**WHAT IS NEEDED**. Reproduce verbatim every line from the first of the rows through the line containing "username[interactable]: chance [48,652,84,663]", both included.

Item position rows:
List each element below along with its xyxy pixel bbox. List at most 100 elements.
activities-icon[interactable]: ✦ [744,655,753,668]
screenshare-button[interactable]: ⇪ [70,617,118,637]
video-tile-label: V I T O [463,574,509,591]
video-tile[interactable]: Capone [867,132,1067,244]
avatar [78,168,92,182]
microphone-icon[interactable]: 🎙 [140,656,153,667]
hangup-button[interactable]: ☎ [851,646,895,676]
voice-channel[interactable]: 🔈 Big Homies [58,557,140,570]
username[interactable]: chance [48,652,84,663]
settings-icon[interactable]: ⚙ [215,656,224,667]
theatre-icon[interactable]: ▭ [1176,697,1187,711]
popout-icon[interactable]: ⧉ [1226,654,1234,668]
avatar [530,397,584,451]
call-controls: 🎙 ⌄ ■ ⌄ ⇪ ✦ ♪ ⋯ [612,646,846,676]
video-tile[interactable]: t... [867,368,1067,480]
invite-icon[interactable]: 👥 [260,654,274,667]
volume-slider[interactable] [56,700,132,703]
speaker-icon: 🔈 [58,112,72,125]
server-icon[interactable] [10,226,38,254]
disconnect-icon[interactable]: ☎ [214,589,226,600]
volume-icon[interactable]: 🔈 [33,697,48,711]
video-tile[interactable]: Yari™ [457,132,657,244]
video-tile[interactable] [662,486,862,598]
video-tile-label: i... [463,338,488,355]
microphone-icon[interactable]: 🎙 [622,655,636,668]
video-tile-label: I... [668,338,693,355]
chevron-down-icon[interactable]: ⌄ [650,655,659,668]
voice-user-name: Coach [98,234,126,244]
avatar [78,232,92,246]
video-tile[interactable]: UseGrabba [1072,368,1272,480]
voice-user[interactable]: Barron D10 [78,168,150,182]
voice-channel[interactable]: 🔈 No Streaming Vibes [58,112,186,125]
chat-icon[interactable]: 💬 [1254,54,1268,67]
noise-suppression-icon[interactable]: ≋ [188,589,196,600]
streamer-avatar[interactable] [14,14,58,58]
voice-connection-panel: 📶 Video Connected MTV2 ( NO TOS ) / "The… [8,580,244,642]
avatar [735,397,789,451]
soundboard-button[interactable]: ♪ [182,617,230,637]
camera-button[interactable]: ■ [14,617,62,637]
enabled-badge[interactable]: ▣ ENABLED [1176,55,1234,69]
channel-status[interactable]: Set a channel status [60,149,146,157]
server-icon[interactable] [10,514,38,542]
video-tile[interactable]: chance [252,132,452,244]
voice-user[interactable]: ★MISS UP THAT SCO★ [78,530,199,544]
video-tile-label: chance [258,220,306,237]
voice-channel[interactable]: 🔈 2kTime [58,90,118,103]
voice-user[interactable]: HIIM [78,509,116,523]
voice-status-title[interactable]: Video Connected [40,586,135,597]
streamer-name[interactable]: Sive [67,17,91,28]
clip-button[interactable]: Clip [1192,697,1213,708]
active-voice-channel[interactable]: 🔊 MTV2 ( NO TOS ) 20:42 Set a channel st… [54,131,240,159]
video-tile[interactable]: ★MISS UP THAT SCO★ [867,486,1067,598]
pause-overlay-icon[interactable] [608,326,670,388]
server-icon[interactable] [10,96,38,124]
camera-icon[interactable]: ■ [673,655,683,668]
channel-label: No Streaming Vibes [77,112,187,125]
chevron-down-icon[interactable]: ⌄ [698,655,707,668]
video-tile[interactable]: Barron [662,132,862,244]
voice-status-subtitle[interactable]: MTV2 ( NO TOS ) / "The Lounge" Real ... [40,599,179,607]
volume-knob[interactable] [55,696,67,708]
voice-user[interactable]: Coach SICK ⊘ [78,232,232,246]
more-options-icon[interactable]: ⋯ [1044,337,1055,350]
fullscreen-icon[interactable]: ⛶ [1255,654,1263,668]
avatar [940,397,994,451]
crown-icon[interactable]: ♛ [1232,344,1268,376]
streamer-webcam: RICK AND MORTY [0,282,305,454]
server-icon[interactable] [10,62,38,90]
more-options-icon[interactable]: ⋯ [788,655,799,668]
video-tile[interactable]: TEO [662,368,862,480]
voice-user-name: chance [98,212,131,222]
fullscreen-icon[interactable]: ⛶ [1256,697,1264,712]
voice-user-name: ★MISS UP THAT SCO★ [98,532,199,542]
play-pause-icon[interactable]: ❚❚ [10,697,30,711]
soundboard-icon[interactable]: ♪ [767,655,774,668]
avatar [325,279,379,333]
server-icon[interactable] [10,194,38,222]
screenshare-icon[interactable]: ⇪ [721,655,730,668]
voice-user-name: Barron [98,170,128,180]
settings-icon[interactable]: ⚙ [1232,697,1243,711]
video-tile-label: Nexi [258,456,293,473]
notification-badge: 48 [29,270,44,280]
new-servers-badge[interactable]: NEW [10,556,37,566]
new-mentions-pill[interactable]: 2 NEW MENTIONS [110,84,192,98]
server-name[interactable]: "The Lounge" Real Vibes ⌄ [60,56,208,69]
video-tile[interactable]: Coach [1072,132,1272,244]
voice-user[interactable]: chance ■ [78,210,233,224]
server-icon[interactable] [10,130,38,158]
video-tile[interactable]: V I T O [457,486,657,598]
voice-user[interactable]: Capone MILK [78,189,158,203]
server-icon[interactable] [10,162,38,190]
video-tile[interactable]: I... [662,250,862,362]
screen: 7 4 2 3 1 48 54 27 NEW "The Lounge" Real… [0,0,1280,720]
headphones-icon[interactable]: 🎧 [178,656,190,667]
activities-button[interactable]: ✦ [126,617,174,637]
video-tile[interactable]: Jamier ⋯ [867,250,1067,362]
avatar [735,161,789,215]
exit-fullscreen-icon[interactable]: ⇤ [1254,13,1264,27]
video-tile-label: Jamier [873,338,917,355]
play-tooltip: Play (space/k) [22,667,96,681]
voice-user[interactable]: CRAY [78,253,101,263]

**SOLVED PROBLEM**.
List each element below along with its xyxy pixel bbox. List at most 100 elements.
activities-icon[interactable]: ✦ [744,655,753,668]
screenshare-button[interactable]: ⇪ [70,617,118,637]
video-tile-label: V I T O [463,574,509,591]
video-tile[interactable]: Capone [867,132,1067,244]
avatar [78,168,92,182]
microphone-icon[interactable]: 🎙 [140,656,153,667]
hangup-button[interactable]: ☎ [851,646,895,676]
voice-channel[interactable]: 🔈 Big Homies [58,557,140,570]
username[interactable]: chance [48,652,84,663]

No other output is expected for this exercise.